> **What you should do**
Each line containing the word "explorer" should be found and copied.

> **Listed entries**
%%

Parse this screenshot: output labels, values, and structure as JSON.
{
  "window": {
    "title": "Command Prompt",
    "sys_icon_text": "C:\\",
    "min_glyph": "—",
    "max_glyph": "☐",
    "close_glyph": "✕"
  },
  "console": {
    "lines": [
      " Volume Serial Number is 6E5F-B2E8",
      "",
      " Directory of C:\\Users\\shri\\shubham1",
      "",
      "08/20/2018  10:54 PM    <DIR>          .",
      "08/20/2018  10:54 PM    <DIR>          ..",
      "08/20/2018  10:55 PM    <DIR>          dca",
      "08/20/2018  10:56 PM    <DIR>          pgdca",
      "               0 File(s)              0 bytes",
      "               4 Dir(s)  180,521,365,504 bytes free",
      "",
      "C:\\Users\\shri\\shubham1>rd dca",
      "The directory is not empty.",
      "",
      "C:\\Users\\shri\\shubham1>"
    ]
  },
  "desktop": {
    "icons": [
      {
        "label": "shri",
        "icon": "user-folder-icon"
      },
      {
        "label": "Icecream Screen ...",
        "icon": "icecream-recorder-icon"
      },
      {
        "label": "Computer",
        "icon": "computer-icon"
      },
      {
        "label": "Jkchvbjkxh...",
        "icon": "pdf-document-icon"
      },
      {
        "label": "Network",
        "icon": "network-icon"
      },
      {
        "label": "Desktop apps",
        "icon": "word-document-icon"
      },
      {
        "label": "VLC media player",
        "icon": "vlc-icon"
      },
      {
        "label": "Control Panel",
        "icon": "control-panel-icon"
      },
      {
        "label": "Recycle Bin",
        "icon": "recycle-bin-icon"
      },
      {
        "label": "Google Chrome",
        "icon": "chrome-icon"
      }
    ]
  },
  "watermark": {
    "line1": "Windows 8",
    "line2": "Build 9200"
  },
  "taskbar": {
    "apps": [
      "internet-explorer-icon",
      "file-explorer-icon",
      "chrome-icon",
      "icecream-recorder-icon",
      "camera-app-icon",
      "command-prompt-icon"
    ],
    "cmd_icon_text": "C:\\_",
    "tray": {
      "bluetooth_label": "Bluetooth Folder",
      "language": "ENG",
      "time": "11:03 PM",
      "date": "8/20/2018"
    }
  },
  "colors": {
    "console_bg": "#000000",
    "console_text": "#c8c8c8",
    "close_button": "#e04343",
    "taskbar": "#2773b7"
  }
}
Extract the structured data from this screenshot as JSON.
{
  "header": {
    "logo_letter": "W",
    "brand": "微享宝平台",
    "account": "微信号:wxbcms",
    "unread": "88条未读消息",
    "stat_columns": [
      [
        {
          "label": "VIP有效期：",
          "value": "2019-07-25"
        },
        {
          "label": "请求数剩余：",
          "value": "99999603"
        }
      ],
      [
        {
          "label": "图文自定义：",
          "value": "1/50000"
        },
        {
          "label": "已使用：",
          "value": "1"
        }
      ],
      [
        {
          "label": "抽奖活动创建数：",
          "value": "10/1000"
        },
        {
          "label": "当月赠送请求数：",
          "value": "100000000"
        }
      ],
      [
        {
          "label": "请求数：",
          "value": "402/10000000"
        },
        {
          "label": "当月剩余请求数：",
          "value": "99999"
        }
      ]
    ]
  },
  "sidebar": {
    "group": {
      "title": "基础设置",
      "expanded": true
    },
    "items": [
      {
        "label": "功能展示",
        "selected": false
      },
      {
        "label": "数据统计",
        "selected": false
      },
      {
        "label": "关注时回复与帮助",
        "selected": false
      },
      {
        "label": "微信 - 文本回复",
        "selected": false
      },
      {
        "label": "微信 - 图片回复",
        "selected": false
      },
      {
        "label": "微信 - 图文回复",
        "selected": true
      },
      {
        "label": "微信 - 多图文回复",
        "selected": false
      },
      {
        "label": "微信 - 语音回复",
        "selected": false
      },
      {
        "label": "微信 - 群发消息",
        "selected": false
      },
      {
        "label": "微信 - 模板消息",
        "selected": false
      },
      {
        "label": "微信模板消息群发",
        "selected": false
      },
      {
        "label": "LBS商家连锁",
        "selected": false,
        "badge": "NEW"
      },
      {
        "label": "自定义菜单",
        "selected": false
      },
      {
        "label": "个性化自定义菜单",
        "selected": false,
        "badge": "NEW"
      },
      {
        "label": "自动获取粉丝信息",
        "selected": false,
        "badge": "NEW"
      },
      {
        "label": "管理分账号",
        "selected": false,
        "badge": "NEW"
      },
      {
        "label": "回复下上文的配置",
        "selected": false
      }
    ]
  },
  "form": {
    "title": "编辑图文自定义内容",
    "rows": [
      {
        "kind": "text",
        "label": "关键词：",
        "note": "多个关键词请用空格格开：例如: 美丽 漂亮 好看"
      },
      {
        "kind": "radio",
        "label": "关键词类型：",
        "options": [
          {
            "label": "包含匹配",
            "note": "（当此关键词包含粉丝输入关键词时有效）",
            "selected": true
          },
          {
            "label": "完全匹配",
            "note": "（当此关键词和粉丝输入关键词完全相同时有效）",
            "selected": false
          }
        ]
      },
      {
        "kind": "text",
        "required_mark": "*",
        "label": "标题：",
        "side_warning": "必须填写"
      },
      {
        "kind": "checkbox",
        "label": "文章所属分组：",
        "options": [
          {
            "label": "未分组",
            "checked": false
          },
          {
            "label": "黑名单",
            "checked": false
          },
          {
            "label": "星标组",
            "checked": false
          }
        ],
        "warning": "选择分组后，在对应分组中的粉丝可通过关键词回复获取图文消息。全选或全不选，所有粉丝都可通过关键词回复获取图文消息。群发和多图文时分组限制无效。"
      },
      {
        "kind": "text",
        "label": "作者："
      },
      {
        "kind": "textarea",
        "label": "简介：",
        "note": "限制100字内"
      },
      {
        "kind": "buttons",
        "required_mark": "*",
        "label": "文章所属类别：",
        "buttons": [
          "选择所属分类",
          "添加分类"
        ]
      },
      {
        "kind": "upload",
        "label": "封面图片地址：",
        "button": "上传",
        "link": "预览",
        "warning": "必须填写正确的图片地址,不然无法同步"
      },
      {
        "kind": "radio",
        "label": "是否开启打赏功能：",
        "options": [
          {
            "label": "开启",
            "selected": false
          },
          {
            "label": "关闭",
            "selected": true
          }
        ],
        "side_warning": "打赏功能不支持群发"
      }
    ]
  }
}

%%

> **Right answer**
      "internet-explorer-icon",
      "file-explorer-icon",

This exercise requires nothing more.